* Given instruction *
All of the records below need to be copied exactly.
--- BEGIN ---
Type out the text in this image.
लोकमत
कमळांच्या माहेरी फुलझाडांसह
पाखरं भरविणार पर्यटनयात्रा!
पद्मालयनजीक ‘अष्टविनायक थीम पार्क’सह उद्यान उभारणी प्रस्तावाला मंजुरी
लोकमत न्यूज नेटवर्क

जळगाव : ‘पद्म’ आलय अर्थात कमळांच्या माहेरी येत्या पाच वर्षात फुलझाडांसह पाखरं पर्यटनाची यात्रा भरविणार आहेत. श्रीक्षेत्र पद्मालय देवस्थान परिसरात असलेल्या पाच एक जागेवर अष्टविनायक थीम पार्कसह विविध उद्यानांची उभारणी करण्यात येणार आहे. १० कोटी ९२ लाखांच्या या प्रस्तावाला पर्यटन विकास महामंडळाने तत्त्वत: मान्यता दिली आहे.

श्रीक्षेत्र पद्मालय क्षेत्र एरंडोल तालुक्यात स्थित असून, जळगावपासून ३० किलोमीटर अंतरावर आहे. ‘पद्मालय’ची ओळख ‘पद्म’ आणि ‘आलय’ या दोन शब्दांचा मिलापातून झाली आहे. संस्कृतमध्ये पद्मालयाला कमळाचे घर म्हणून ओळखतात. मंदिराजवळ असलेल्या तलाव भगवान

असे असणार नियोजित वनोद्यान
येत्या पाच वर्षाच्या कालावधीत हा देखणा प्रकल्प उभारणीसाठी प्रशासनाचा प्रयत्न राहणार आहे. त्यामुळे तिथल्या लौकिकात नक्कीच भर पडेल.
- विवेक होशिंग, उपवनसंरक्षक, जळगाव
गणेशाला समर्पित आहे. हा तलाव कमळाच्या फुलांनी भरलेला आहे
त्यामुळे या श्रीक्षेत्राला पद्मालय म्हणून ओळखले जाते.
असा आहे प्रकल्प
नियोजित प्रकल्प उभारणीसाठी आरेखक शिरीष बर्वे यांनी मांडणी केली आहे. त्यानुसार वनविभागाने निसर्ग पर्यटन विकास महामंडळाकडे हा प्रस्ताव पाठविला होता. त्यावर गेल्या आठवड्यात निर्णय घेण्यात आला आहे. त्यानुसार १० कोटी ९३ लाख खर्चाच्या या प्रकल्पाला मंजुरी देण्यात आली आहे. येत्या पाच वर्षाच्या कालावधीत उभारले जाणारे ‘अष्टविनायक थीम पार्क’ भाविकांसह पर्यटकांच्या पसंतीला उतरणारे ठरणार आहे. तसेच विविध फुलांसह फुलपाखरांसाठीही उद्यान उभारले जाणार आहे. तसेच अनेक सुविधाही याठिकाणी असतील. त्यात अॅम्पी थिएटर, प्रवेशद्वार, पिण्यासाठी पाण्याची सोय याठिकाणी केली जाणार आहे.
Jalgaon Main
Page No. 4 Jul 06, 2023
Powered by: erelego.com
--- END ---
* Final result *
Type out the text in this image.
लोकमत
कमळांच्या माहेरी फुलझाडांसह
पाखरं भरविणार पर्यटनयात्रा!
पद्मालयनजीक ‘अष्टविनायक थीम पार्क’सह उद्यान उभारणी प्रस्तावाला मंजुरी
लोकमत न्यूज नेटवर्क

जळगाव : ‘पद्म’ आलय अर्थात कमळांच्या माहेरी येत्या पाच वर्षात फुलझाडांसह पाखरं पर्यटनाची यात्रा भरविणार आहेत. श्रीक्षेत्र पद्मालय देवस्थान परिसरात असलेल्या पाच एक जागेवर अष्टविनायक थीम पार्कसह विविध उद्यानांची उभारणी करण्यात येणार आहे. १० कोटी ९२ लाखांच्या या प्रस्तावाला पर्यटन विकास महामंडळाने तत्त्वत: मान्यता दिली आहे.

श्रीक्षेत्र पद्मालय क्षेत्र एरंडोल तालुक्यात स्थित असून, जळगावपासून ३० किलोमीटर अंतरावर आहे. ‘पद्मालय’ची ओळख ‘पद्म’ आणि ‘आलय’ या दोन शब्दांचा मिलापातून झाली आहे. संस्कृतमध्ये पद्मालयाला कमळाचे घर म्हणून ओळखतात. मंदिराजवळ असलेल्या तलाव भगवान

असे असणार नियोजित वनोद्यान
येत्या पाच वर्षाच्या कालावधीत हा देखणा प्रकल्प उभारणीसाठी प्रशासनाचा प्रयत्न राहणार आहे. त्यामुळे तिथल्या लौकिकात नक्कीच भर पडेल.
- विवेक होशिंग, उपवनसंरक्षक, जळगाव
गणेशाला समर्पित आहे. हा तलाव कमळाच्या फुलांनी भरलेला आहे
त्यामुळे या श्रीक्षेत्राला पद्मालय म्हणून ओळखले जाते.
असा आहे प्रकल्प
नियोजित प्रकल्प उभारणीसाठी आरेखक शिरीष बर्वे यांनी मांडणी केली आहे. त्यानुसार वनविभागाने निसर्ग पर्यटन विकास महामंडळाकडे हा प्रस्ताव पाठविला होता. त्यावर गेल्या आठवड्यात निर्णय घेण्यात आला आहे. त्यानुसार १० कोटी ९३ लाख खर्चाच्या या प्रकल्पाला मंजुरी देण्यात आली आहे. येत्या पाच वर्षाच्या कालावधीत उभारले जाणारे ‘अष्टविनायक थीम पार्क’ भाविकांसह पर्यटकांच्या पसंतीला उतरणारे ठरणार आहे. तसेच विविध फुलांसह फुलपाखरांसाठीही उद्यान उभारले जाणार आहे. तसेच अनेक सुविधाही याठिकाणी असतील. त्यात अॅम्पी थिएटर, प्रवेशद्वार, पिण्यासाठी पाण्याची सोय याठिकाणी केली जाणार आहे.
Jalgaon Main
Page No. 4 Jul 06, 2023
Powered by: erelego.com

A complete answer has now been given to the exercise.